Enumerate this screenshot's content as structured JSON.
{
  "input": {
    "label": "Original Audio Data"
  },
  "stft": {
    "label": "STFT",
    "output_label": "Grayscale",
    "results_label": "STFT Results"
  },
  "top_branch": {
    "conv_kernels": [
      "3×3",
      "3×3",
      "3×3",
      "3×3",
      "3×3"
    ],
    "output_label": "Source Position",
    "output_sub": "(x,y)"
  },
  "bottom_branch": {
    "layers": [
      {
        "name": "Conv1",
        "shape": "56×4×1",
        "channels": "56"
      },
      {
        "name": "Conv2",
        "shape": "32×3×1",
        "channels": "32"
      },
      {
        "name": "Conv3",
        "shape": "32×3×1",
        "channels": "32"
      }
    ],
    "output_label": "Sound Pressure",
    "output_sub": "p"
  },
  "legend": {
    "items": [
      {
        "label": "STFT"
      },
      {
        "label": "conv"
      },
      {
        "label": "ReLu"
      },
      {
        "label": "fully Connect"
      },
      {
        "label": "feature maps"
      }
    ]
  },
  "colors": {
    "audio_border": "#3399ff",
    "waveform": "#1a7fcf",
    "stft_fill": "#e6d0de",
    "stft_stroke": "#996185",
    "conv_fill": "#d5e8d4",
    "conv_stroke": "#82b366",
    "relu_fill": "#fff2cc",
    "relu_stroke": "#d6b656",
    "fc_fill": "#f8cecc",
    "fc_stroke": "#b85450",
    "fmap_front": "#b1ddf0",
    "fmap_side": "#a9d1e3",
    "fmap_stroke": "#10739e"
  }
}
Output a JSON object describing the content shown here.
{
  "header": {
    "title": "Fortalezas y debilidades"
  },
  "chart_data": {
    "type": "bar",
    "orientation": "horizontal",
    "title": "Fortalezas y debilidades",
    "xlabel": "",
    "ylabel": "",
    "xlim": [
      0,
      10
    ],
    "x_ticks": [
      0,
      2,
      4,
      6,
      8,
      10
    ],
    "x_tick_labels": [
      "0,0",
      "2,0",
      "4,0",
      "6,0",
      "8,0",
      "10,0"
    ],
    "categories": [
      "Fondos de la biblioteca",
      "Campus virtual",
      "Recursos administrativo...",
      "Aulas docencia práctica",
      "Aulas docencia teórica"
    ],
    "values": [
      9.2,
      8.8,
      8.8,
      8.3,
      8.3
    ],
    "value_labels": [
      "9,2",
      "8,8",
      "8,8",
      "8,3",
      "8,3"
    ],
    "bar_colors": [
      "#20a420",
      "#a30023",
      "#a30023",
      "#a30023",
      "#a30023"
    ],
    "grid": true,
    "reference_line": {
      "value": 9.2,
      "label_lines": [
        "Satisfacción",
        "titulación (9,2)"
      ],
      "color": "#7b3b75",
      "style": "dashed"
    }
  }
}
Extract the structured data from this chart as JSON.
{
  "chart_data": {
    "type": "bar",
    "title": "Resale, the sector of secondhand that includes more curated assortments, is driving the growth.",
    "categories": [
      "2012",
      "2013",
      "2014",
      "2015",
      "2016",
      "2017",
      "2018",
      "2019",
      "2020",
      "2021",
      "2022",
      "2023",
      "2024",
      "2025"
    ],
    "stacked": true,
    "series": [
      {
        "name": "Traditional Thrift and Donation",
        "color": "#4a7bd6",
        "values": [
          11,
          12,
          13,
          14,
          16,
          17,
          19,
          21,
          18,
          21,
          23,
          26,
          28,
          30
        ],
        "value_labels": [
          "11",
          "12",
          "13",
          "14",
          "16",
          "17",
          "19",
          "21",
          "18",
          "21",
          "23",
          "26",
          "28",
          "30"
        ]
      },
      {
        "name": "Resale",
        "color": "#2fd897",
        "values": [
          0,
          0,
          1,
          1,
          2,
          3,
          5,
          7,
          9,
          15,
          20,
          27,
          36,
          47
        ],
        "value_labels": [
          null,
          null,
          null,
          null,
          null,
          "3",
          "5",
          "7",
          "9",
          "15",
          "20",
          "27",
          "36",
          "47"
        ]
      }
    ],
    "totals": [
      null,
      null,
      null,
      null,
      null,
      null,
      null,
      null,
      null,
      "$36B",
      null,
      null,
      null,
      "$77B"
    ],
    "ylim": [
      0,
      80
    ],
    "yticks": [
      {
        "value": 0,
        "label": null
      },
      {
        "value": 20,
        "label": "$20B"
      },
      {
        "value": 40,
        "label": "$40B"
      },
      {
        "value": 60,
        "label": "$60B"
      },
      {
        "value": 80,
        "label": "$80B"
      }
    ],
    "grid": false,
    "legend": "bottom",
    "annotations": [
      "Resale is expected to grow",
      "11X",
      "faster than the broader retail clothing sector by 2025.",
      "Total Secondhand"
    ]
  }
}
-------------------------
_WORK REQUIRED:_ Write out the listing once more, matching it exactly.

_ANSWER FOR THE TASK:_
Enumerate this screenshot's content as structured JSON.
{
  "input": {
    "label": "Original Audio Data"
  },
  "stft": {
    "label": "STFT",
    "output_label": "Grayscale",
    "results_label": "STFT Results"
  },
  "top_branch": {
    "conv_kernels": [
      "3×3",
      "3×3",
      "3×3",
      "3×3",
      "3×3"
    ],
    "output_label": "Source Position",
    "output_sub": "(x,y)"
  },
  "bottom_branch": {
    "layers": [
      {
        "name": "Conv1",
        "shape": "56×4×1",
        "channels": "56"
      },
      {
        "name": "Conv2",
        "shape": "32×3×1",
        "channels": "32"
      },
      {
        "name": "Conv3",
        "shape": "32×3×1",
        "channels": "32"
      }
    ],
    "output_label": "Sound Pressure",
    "output_sub": "p"
  },
  "legend": {
    "items": [
      {
        "label": "STFT"
      },
      {
        "label": "conv"
      },
      {
        "label": "ReLu"
      },
      {
        "label": "fully Connect"
      },
      {
        "label": "feature maps"
      }
    ]
  },
  "colors": {
    "audio_border": "#3399ff",
    "waveform": "#1a7fcf",
    "stft_fill": "#e6d0de",
    "stft_stroke": "#996185",
    "conv_fill": "#d5e8d4",
    "conv_stroke": "#82b366",
    "relu_fill": "#fff2cc",
    "relu_stroke": "#d6b656",
    "fc_fill": "#f8cecc",
    "fc_stroke": "#b85450",
    "fmap_front": "#b1ddf0",
    "fmap_side": "#a9d1e3",
    "fmap_stroke": "#10739e"
  }
}
Output a JSON object describing the content shown here.
{
  "header": {
    "title": "Fortalezas y debilidades"
  },
  "chart_data": {
    "type": "bar",
    "orientation": "horizontal",
    "title": "Fortalezas y debilidades",
    "xlabel": "",
    "ylabel": "",
    "xlim": [
      0,
      10
    ],
    "x_ticks": [
      0,
      2,
      4,
      6,
      8,
      10
    ],
    "x_tick_labels": [
      "0,0",
      "2,0",
      "4,0",
      "6,0",
      "8,0",
      "10,0"
    ],
    "categories": [
      "Fondos de la biblioteca",
      "Campus virtual",
      "Recursos administrativo...",
      "Aulas docencia práctica",
      "Aulas docencia teórica"
    ],
    "values": [
      9.2,
      8.8,
      8.8,
      8.3,
      8.3
    ],
    "value_labels": [
      "9,2",
      "8,8",
      "8,8",
      "8,3",
      "8,3"
    ],
    "bar_colors": [
      "#20a420",
      "#a30023",
      "#a30023",
      "#a30023",
      "#a30023"
    ],
    "grid": true,
    "reference_line": {
      "value": 9.2,
      "label_lines": [
        "Satisfacción",
        "titulación (9,2)"
      ],
      "color": "#7b3b75",
      "style": "dashed"
    }
  }
}
Extract the structured data from this chart as JSON.
{
  "chart_data": {
    "type": "bar",
    "title": "Resale, the sector of secondhand that includes more curated assortments, is driving the growth.",
    "categories": [
      "2012",
      "2013",
      "2014",
      "2015",
      "2016",
      "2017",
      "2018",
      "2019",
      "2020",
      "2021",
      "2022",
      "2023",
      "2024",
      "2025"
    ],
    "stacked": true,
    "series": [
      {
        "name": "Traditional Thrift and Donation",
        "color": "#4a7bd6",
        "values": [
          11,
          12,
          13,
          14,
          16,
          17,
          19,
          21,
          18,
          21,
          23,
          26,
          28,
          30
        ],
        "value_labels": [
          "11",
          "12",
          "13",
          "14",
          "16",
          "17",
          "19",
          "21",
          "18",
          "21",
          "23",
          "26",
          "28",
          "30"
        ]
      },
      {
        "name": "Resale",
        "color": "#2fd897",
        "values": [
          0,
          0,
          1,
          1,
          2,
          3,
          5,
          7,
          9,
          15,
          20,
          27,
          36,
          47
        ],
        "value_labels": [
          null,
          null,
          null,
          null,
          null,
          "3",
          "5",
          "7",
          "9",
          "15",
          "20",
          "27",
          "36",
          "47"
        ]
      }
    ],
    "totals": [
      null,
      null,
      null,
      null,
      null,
      null,
      null,
      null,
      null,
      "$36B",
      null,
      null,
      null,
      "$77B"
    ],
    "ylim": [
      0,
      80
    ],
    "yticks": [
      {
        "value": 0,
        "label": null
      },
      {
        "value": 20,
        "label": "$20B"
      },
      {
        "value": 40,
        "label": "$40B"
      },
      {
        "value": 60,
        "label": "$60B"
      },
      {
        "value": 80,
        "label": "$80B"
      }
    ],
    "grid": false,
    "legend": "bottom",
    "annotations": [
      "Resale is expected to grow",
      "11X",
      "faster than the broader retail clothing sector by 2025.",
      "Total Secondhand"
    ]
  }
}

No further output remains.